Task statement
How many lines in the material below contain the word "category"? Give only the number.

* start *

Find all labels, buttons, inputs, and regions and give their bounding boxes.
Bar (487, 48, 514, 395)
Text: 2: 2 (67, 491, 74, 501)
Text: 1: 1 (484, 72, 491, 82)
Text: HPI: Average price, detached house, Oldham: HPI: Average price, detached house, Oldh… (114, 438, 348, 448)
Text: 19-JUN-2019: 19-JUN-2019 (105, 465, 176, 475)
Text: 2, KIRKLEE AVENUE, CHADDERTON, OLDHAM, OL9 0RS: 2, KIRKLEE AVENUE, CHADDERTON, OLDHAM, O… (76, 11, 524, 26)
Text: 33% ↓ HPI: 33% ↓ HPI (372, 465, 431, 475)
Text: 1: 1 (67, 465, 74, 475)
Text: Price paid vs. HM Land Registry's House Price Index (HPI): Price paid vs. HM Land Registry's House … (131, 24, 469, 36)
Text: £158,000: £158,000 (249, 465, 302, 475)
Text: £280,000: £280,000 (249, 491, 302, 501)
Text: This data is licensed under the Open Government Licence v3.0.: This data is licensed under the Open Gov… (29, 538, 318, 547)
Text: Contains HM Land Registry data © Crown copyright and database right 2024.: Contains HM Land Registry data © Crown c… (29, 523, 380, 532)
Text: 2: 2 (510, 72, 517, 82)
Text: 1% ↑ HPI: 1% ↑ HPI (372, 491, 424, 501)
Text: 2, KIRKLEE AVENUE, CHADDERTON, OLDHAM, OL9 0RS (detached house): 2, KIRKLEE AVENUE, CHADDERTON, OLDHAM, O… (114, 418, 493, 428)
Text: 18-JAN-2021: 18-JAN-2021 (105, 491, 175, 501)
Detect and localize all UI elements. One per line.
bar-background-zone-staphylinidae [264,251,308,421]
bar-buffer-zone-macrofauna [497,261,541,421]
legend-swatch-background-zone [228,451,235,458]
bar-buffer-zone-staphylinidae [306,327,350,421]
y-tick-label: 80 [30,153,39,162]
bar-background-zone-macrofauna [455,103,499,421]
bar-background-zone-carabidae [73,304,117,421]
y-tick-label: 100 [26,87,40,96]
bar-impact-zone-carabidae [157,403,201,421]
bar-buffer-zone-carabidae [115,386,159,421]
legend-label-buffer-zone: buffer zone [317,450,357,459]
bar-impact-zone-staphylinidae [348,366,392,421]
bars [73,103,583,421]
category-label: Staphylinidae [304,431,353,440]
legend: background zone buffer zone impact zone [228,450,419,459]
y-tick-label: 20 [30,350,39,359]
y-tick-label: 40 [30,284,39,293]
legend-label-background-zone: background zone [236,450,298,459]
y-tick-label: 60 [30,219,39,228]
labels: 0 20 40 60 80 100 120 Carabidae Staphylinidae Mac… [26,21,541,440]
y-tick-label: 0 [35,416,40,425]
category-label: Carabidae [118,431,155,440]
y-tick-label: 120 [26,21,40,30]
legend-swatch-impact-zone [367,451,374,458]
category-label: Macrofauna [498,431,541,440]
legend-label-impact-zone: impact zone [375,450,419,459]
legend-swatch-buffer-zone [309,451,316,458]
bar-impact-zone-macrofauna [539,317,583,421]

* end *

Result for this exercise
3